» **RAW RECORDS**:
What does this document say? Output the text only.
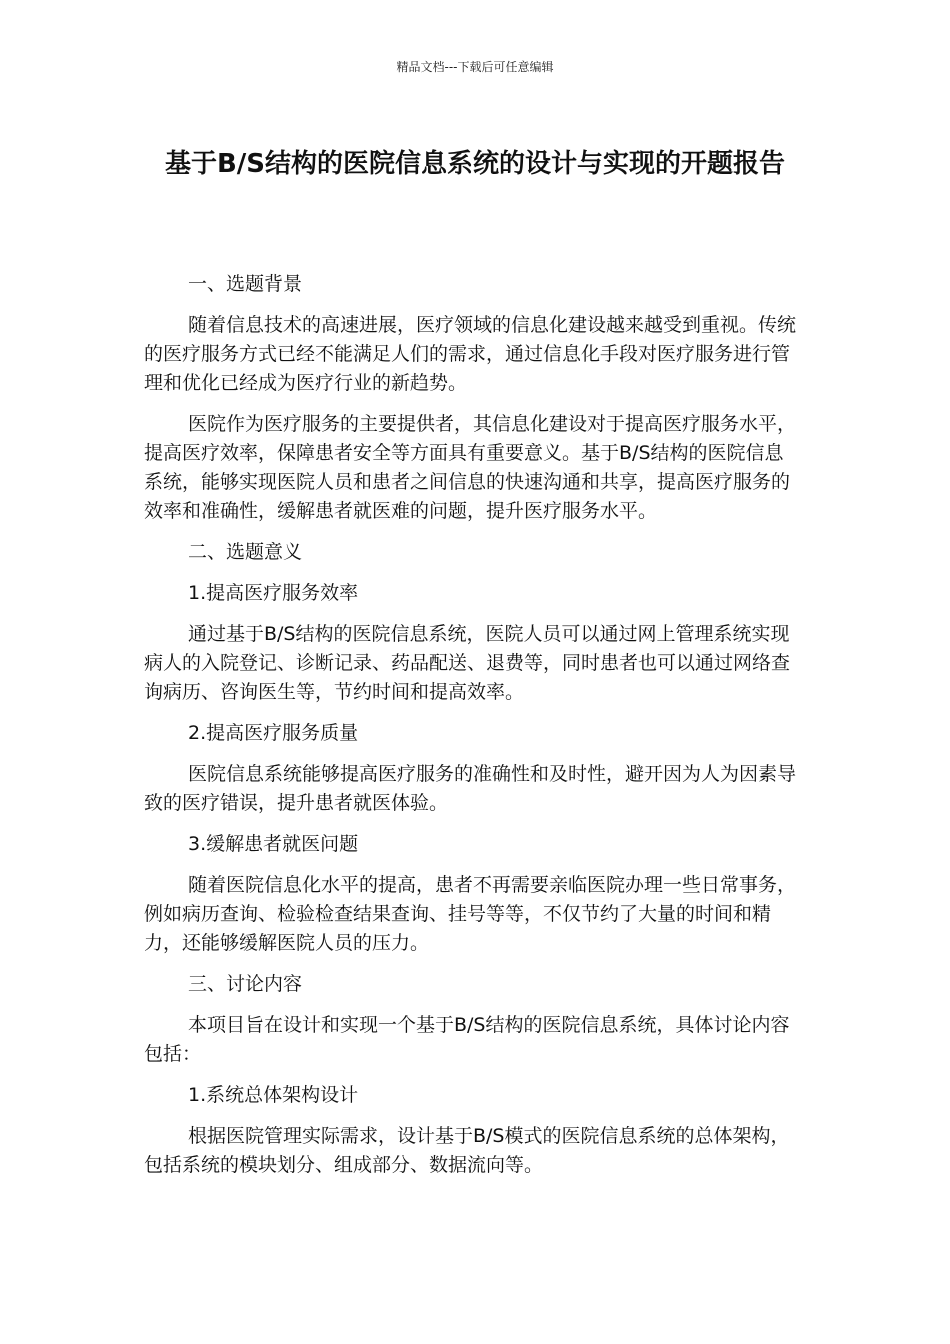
精品文档---下载后可任意编辑
基于B/S结构的医院信息系统的设计与实现的开题报告

一、选题背景

随着信息技术的高速进展，医疗领域的信息化建设越来越受到重视。传统的医疗服务方式已经不能满足人们的需求，通过信息化手段对医疗服务进行管理和优化已经成为医疗行业的新趋势。

医院作为医疗服务的主要提供者，其信息化建设对于提高医疗服务水平，提高医疗效率，保障患者安全等方面具有重要意义。基于B/S结构的医院信息系统，能够实现医院人员和患者之间信息的快速沟通和共享，提高医疗服务的效率和准确性，缓解患者就医难的问题，提升医疗服务水平。

二、选题意义

1.提高医疗服务效率

通过基于B/S结构的医院信息系统，医院人员可以通过网上管理系统实现病人的入院登记、诊断记录、药品配送、退费等，同时患者也可以通过网络查询病历、咨询医生等，节约时间和提高效率。

2.提高医疗服务质量

医院信息系统能够提高医疗服务的准确性和及时性，避开因为人为因素导致的医疗错误，提升患者就医体验。

3.缓解患者就医问题

随着医院信息化水平的提高，患者不再需要亲临医院办理一些日常事务，例如病历查询、检验检查结果查询、挂号等等，不仅节约了大量的时间和精力，还能够缓解医院人员的压力。

三、讨论内容

本项目旨在设计和实现一个基于B/S结构的医院信息系统，具体讨论内容包括：

1.系统总体架构设计

根据医院管理实际需求，设计基于B/S模式的医院信息系统的总体架构，包括系统的模块划分、组成部分、数据流向等。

» **SHORT EXERCISE**: Copy all the lines of data exactly as they appear, dropping any images.

» **TASK RESULT**:
What does this document say? Output the text only.
精品文档---下载后可任意编辑
基于B/S结构的医院信息系统的设计与实现的开题报告

一、选题背景

随着信息技术的高速进展，医疗领域的信息化建设越来越受到重视。传统的医疗服务方式已经不能满足人们的需求，通过信息化手段对医疗服务进行管理和优化已经成为医疗行业的新趋势。

医院作为医疗服务的主要提供者，其信息化建设对于提高医疗服务水平，提高医疗效率，保障患者安全等方面具有重要意义。基于B/S结构的医院信息系统，能够实现医院人员和患者之间信息的快速沟通和共享，提高医疗服务的效率和准确性，缓解患者就医难的问题，提升医疗服务水平。

二、选题意义

1.提高医疗服务效率

通过基于B/S结构的医院信息系统，医院人员可以通过网上管理系统实现病人的入院登记、诊断记录、药品配送、退费等，同时患者也可以通过网络查询病历、咨询医生等，节约时间和提高效率。

2.提高医疗服务质量

医院信息系统能够提高医疗服务的准确性和及时性，避开因为人为因素导致的医疗错误，提升患者就医体验。

3.缓解患者就医问题

随着医院信息化水平的提高，患者不再需要亲临医院办理一些日常事务，例如病历查询、检验检查结果查询、挂号等等，不仅节约了大量的时间和精力，还能够缓解医院人员的压力。

三、讨论内容

本项目旨在设计和实现一个基于B/S结构的医院信息系统，具体讨论内容包括：

1.系统总体架构设计

根据医院管理实际需求，设计基于B/S模式的医院信息系统的总体架构，包括系统的模块划分、组成部分、数据流向等。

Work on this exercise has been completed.